>> start Material provided

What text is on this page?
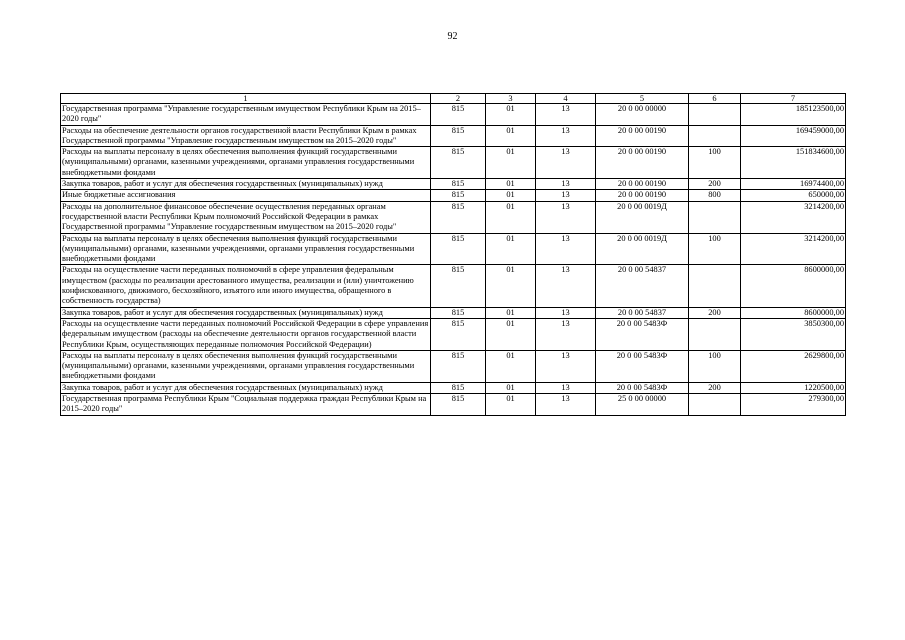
92
1	2	3	4	5	6	7
Государственная программа "Управление государственным имуществом Республики Крым на 2015–2020 годы"	815	01	13	20 0 00 00000		185123500,00
Расходы на обеспечение деятельности органов государственной власти Республики Крым в рамках Государственной программы "Управление государственным имуществом на 2015–2020 годы"	815	01	13	20 0 00 00190		169459000,00
Расходы на выплаты персоналу в целях обеспечения выполнения функций государственными (муниципальными) органами, казенными учреждениями, органами управления государственными внебюджетными фондами	815	01	13	20 0 00 00190	100	151834600,00
Закупка товаров, работ и услуг для обеспечения государственных (муниципальных) нужд	815	01	13	20 0 00 00190	200	16974400,00
Иные бюджетные ассигнования	815	01	13	20 0 00 00190	800	650000,00
Расходы на дополнительное финансовое обеспечение осуществления переданных органам государственной власти Республики Крым полномочий Российской Федерации в рамках Государственной программы "Управление государственным имуществом на 2015–2020 годы"	815	01	13	20 0 00 0019Д		3214200,00
Расходы на выплаты персоналу в целях обеспечения выполнения функций государственными (муниципальными) органами, казенными учреждениями, органами управления государственными внебюджетными фондами	815	01	13	20 0 00 0019Д	100	3214200,00
Расходы на осуществление части переданных полномочий в сфере управления федеральным имуществом (расходы по реализации арестованного имущества, реализации и (или) уничтожению конфискованного, движимого, бесхозяйного, изъятого или иного имущества, обращенного в собственность государства)	815	01	13	20 0 00 54837		8600000,00
Закупка товаров, работ и услуг для обеспечения государственных (муниципальных) нужд	815	01	13	20 0 00 54837	200	8600000,00
Расходы на осуществление части переданных полномочий Российской Федерации в сфере управления федеральным имуществом (расходы на обеспечение деятельности органов государственной власти Республики Крым, осуществляющих переданные полномочия Российской Федерации)	815	01	13	20 0 00 5483Ф		3850300,00
Расходы на выплаты персоналу в целях обеспечения выполнения функций государственными (муниципальными) органами, казенными учреждениями, органами управления государственными внебюджетными фондами	815	01	13	20 0 00 5483Ф	100	2629800,00
Закупка товаров, работ и услуг для обеспечения государственных (муниципальных) нужд	815	01	13	20 0 00 5483Ф	200	1220500,00
Государственная программа Республики Крым "Социальная поддержка граждан Республики Крым на 2015–2020 годы"	815	01	13	25 0 00 00000		279300,00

>> end Material provided

=== Exercise ===
Leave out the pictures and give the listing above again exactly.

=== Solution to the problem ===
What text is on this page?
92
1	2	3	4	5	6	7
Государственная программа "Управление государственным имуществом Республики Крым на 2015–2020 годы"	815	01	13	20 0 00 00000		185123500,00
Расходы на обеспечение деятельности органов государственной власти Республики Крым в рамках Государственной программы "Управление государственным имуществом на 2015–2020 годы"	815	01	13	20 0 00 00190		169459000,00
Расходы на выплаты персоналу в целях обеспечения выполнения функций государственными (муниципальными) органами, казенными учреждениями, органами управления государственными внебюджетными фондами	815	01	13	20 0 00 00190	100	151834600,00
Закупка товаров, работ и услуг для обеспечения государственных (муниципальных) нужд	815	01	13	20 0 00 00190	200	16974400,00
Иные бюджетные ассигнования	815	01	13	20 0 00 00190	800	650000,00
Расходы на дополнительное финансовое обеспечение осуществления переданных органам государственной власти Республики Крым полномочий Российской Федерации в рамках Государственной программы "Управление государственным имуществом на 2015–2020 годы"	815	01	13	20 0 00 0019Д		3214200,00
Расходы на выплаты персоналу в целях обеспечения выполнения функций государственными (муниципальными) органами, казенными учреждениями, органами управления государственными внебюджетными фондами	815	01	13	20 0 00 0019Д	100	3214200,00
Расходы на осуществление части переданных полномочий в сфере управления федеральным имуществом (расходы по реализации арестованного имущества, реализации и (или) уничтожению конфискованного, движимого, бесхозяйного, изъятого или иного имущества, обращенного в собственность государства)	815	01	13	20 0 00 54837		8600000,00
Закупка товаров, работ и услуг для обеспечения государственных (муниципальных) нужд	815	01	13	20 0 00 54837	200	8600000,00
Расходы на осуществление части переданных полномочий Российской Федерации в сфере управления федеральным имуществом (расходы на обеспечение деятельности органов государственной власти Республики Крым, осуществляющих переданные полномочия Российской Федерации)	815	01	13	20 0 00 5483Ф		3850300,00
Расходы на выплаты персоналу в целях обеспечения выполнения функций государственными (муниципальными) органами, казенными учреждениями, органами управления государственными внебюджетными фондами	815	01	13	20 0 00 5483Ф	100	2629800,00
Закупка товаров, работ и услуг для обеспечения государственных (муниципальных) нужд	815	01	13	20 0 00 5483Ф	200	1220500,00
Государственная программа Республики Крым "Социальная поддержка граждан Республики Крым на 2015–2020 годы"	815	01	13	25 0 00 00000		279300,00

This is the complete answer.